* _TEXT EXCERPT_:
★ ★ ★ ★ ★

There is talk of bubbles everywhere -- I keep seeing chatter about "The Everything Bubble."
I do see places with a lot of speculation -- too much speculation -- but if you think this looks like 1999, I don't see it.
The main reason I do not see it is breadth. Look at this chart of breadth from the late '90s, and notice that it peaked in 1998. It was mostly in a downtrend that year. In 1999, the year Nasdaq was up somewhere in the neighborhood of 80%, breadth was in a death spiral. It did not bottom until the spring of 2000, just as the indexes were making their highs.
I ask you to look at the cumulative advance/decline line from the current scenario. It looks nothing like 1998-2000. They are almost inverses of each other.
I grant you the breadth of the market isn't the only qualification for a bubble, but for comparison's sake, this doesn't look like 1999 from a breadth perspective. The market is not narrow the way it was then.
Having made that point, I am going to do a wee bit of complaining again about breadth. It has been good, but it hasn't been great. Let me explain.
Tuesday the S&P was up 26 and net breadth was positive 1,420. I gave that high marks. Wednesday the S&P was up 21 with net breadth at positive 870. I'd have to call that a B, maybe a B-. Then came Thursday. The S&P tacks on 55 points and net breadth is positive 700. That's a C. I'd give it a D, if it was less than positive 500, as it was most of the day. Flat or negative breadth would be a failing grade.

★ ★ ★ ★ ★

* _REQUIRED TASK 1_:
In the market breadth commentary, what grade does the writer give Wednesday's session?
* _REQUIRED TASK 2_:
Say whether each statement agrees with the market breadth commentary, quoting the words that decide it: (a) Nasdaq rose roughly 80% in 1999. (b) Breadth bottomed in early 1999. (c) On Thursday the S&P gained 55 points.
* _REQUIRED TASK 3_:
Pick up the market breadth commentary where it stops and carry it on.

★ ★ ★ ★ ★

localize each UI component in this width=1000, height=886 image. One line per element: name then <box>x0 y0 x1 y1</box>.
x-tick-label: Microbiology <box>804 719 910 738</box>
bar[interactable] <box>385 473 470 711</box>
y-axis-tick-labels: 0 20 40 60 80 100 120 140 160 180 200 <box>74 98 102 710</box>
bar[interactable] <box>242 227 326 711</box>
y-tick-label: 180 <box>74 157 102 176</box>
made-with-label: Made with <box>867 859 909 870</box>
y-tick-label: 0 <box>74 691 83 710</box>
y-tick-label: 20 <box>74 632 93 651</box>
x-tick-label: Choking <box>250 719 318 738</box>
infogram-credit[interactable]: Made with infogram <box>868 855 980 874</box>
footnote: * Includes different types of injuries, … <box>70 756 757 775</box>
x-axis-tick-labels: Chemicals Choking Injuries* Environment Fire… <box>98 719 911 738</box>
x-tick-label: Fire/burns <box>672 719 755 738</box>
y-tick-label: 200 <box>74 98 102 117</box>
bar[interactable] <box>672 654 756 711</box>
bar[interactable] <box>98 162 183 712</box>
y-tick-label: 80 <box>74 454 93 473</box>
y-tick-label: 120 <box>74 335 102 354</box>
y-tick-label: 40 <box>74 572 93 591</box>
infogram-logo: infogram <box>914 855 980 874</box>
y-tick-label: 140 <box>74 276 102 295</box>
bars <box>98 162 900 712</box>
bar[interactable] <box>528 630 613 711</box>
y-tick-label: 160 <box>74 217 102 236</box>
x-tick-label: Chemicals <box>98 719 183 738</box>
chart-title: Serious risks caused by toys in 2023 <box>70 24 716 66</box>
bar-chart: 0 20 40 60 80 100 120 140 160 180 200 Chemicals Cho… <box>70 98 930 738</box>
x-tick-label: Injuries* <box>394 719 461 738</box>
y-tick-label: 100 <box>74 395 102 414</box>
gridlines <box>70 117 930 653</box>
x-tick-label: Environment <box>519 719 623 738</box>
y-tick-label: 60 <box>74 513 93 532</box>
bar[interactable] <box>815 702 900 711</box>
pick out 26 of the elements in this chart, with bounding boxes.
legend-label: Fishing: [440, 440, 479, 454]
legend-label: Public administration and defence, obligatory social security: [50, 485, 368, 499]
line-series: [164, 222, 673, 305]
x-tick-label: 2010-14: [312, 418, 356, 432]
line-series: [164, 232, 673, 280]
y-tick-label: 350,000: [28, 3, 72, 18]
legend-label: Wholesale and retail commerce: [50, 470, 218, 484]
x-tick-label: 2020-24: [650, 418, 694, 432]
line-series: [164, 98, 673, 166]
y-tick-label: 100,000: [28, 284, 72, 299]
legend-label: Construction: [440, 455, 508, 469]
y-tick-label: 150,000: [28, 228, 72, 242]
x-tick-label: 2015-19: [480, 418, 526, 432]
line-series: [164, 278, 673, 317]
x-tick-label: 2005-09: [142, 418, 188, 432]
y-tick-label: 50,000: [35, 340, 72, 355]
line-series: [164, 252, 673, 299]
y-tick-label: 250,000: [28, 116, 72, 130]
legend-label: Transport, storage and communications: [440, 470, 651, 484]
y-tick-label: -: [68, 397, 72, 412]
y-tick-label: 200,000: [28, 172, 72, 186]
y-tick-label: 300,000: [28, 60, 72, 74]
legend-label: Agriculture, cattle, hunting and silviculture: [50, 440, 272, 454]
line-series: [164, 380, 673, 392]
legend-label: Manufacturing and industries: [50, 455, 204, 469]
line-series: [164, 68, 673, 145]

★ ★ ★ ★ ★

* _FINAL ANSWER 1_:
A B, maybe a B-.

* _FINAL ANSWER 2_:
(a) Yes: "In 1999, the year Nasdaq was up somewhere in the neighborhood of 80%"
(b) No: "It did not bottom until the spring of 2000"
(c) Yes: "The S&P tacks on 55 points"

* _FINAL ANSWER 3_:
I think it means stocks are getting tired, as they should be. Nearly two weeks ago, just before Christmas, we reached a short-term oversold condition. Since then, the S&P 500 is up 150 points, which I would consider a good oversold rally in two weeks. And now we're leaning back toward overbought. I admit, I am surprised the Oscillator couldn't make it higher than it, has but that's the math.
The McClellan Summation Index ticked up on Thursday for the first time in a month, but know that a net differential of negative 300 (advancers minus decliners on the NYSE) would send it right back down.
Nasdaq's new highs continue to expand, but the NYSE, which saw a terrific expansion on Wednesday, saw none of that on Thursday. Either way, there are more new highs this week and new lows have not expanded and that's a positive.
But the market is now overbought and the Daily Sentiment Index (DSI) for the VIX is back at 10. The DSI for the S&P and Nasdaq is at 85, so if there is one more up day, those could go over 90 and the Volatility Index could get to single digits. I think we correct next week, if not Friday.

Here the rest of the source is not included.